**Instruction:**
Every entry must be given again exactly.

[Recorded data]
▽
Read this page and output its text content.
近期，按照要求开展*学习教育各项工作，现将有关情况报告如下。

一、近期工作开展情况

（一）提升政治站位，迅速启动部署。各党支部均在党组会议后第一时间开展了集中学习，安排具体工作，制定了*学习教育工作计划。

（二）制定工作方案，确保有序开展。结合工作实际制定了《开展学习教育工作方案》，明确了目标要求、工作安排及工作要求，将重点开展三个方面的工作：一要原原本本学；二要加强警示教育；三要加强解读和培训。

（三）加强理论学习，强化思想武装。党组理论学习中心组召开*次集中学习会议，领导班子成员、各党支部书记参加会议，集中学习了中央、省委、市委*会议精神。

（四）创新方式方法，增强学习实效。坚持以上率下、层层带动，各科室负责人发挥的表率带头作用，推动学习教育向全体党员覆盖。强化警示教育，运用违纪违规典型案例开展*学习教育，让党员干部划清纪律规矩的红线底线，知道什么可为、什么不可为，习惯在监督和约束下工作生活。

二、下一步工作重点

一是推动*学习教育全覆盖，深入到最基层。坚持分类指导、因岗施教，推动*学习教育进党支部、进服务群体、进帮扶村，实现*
△
**Solution to the exercise:**
Read this page and output its text content.
近期，按照要求开展*学习教育各项工作，现将有关情况报告如下。

一、近期工作开展情况

（一）提升政治站位，迅速启动部署。各党支部均在党组会议后第一时间开展了集中学习，安排具体工作，制定了*学习教育工作计划。

（二）制定工作方案，确保有序开展。结合工作实际制定了《开展学习教育工作方案》，明确了目标要求、工作安排及工作要求，将重点开展三个方面的工作：一要原原本本学；二要加强警示教育；三要加强解读和培训。

（三）加强理论学习，强化思想武装。党组理论学习中心组召开*次集中学习会议，领导班子成员、各党支部书记参加会议，集中学习了中央、省委、市委*会议精神。

（四）创新方式方法，增强学习实效。坚持以上率下、层层带动，各科室负责人发挥的表率带头作用，推动学习教育向全体党员覆盖。强化警示教育，运用违纪违规典型案例开展*学习教育，让党员干部划清纪律规矩的红线底线，知道什么可为、什么不可为，习惯在监督和约束下工作生活。

二、下一步工作重点

一是推动*学习教育全覆盖，深入到最基层。坚持分类指导、因岗施教，推动*学习教育进党支部、进服务群体、进帮扶村，实现*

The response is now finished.